What is expected — From the records, pick out and copy each line containing "caption".

Record set —
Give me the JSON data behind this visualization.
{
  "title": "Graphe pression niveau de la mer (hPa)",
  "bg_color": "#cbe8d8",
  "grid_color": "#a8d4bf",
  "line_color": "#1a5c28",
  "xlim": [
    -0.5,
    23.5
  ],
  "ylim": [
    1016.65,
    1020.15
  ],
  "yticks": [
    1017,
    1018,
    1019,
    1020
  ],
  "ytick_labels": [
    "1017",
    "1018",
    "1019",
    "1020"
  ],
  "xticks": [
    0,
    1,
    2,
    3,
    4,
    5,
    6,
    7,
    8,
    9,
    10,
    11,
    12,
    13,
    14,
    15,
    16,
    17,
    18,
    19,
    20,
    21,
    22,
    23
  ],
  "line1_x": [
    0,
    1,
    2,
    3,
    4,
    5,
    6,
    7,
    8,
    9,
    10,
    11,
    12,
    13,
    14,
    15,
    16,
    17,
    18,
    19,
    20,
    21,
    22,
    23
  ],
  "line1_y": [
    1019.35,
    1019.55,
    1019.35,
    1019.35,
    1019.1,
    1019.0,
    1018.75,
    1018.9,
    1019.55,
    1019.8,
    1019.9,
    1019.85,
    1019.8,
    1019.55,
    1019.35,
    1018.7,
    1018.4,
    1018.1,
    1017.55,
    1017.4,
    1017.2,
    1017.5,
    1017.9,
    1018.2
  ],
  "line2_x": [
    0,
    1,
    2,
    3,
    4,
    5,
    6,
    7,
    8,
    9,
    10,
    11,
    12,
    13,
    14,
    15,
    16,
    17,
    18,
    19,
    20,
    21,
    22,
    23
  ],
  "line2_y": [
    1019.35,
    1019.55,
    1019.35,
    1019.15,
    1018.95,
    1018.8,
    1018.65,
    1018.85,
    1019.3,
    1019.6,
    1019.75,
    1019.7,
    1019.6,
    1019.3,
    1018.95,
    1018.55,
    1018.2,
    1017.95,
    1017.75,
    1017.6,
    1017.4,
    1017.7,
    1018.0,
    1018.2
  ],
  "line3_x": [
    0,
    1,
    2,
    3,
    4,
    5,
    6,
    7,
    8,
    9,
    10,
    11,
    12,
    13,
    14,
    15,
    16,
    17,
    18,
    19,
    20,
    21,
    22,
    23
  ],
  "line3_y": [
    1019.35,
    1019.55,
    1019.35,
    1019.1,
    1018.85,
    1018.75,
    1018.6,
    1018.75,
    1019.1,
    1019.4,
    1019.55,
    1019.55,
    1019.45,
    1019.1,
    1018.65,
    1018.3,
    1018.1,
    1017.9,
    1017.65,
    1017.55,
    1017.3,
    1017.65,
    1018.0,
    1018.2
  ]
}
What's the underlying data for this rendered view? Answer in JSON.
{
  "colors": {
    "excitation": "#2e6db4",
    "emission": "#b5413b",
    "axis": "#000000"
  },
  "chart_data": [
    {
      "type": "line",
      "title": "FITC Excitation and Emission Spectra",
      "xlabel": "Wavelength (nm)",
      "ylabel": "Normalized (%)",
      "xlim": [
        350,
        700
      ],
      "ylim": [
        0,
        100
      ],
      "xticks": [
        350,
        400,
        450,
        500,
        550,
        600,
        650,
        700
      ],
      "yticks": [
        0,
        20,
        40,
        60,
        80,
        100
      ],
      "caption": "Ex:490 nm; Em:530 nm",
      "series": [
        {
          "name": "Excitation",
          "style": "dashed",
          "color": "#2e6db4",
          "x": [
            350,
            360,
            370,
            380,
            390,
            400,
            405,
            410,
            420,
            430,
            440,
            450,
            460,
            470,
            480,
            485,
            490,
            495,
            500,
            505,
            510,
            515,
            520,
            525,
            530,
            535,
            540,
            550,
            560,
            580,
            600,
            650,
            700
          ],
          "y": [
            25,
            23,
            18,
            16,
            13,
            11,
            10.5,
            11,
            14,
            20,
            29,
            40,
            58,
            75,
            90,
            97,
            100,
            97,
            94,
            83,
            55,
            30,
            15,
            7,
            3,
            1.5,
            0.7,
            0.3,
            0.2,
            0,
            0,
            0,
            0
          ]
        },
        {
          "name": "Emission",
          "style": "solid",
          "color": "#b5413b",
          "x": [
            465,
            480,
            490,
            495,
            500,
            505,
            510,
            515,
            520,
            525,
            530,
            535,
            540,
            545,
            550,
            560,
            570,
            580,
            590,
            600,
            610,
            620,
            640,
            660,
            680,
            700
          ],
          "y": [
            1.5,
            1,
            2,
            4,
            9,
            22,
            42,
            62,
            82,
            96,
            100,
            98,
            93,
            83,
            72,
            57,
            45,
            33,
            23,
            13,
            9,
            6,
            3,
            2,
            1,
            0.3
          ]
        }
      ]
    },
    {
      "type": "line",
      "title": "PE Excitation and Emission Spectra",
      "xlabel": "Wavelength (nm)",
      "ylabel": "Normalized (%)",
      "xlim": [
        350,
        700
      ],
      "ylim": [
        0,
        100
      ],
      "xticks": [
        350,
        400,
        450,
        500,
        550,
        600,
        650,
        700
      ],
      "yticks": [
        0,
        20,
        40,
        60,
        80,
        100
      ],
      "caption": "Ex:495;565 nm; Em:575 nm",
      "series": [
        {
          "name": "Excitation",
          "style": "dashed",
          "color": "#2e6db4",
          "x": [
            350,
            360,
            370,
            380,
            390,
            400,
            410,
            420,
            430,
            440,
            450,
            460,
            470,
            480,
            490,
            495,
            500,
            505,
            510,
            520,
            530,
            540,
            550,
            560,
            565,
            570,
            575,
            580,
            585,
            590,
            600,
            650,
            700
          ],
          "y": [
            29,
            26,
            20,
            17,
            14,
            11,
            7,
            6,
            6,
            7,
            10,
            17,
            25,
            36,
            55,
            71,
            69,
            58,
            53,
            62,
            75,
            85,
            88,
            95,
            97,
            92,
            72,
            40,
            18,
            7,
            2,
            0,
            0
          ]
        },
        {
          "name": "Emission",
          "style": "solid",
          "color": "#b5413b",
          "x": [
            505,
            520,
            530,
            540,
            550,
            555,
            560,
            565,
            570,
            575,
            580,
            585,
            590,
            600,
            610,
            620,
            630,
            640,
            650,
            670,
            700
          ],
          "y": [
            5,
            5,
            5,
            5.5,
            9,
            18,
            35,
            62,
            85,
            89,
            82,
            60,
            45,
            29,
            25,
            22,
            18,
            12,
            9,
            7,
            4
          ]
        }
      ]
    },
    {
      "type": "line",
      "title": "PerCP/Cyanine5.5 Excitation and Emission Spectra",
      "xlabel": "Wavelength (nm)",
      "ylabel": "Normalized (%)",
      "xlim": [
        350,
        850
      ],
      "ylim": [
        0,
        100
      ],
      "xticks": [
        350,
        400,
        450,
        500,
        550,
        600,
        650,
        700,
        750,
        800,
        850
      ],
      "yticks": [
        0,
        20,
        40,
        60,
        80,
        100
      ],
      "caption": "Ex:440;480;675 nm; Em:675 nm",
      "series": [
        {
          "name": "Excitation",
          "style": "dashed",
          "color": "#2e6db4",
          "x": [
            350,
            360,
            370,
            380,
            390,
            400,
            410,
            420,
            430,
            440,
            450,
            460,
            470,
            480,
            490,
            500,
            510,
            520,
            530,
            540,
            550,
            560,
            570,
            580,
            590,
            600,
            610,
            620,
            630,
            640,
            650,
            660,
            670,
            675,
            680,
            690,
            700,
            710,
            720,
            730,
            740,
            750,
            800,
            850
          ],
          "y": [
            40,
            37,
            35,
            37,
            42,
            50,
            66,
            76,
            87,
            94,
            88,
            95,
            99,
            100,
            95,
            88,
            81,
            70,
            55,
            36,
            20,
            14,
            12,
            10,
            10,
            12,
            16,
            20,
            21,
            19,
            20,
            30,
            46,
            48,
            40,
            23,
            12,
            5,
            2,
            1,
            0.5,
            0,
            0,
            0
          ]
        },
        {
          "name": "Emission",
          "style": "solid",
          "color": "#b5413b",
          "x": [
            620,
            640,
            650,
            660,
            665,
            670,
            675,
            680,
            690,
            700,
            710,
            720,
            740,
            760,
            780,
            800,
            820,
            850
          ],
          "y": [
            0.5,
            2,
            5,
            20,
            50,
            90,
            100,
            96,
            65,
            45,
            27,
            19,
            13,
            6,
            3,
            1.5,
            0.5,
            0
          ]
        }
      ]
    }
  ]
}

Task result —
      "caption": "Ex:490 nm; Em:530 nm",
      "caption": "Ex:495;565 nm; Em:575 nm",
      "caption": "Ex:440;480;675 nm; Em:675 nm",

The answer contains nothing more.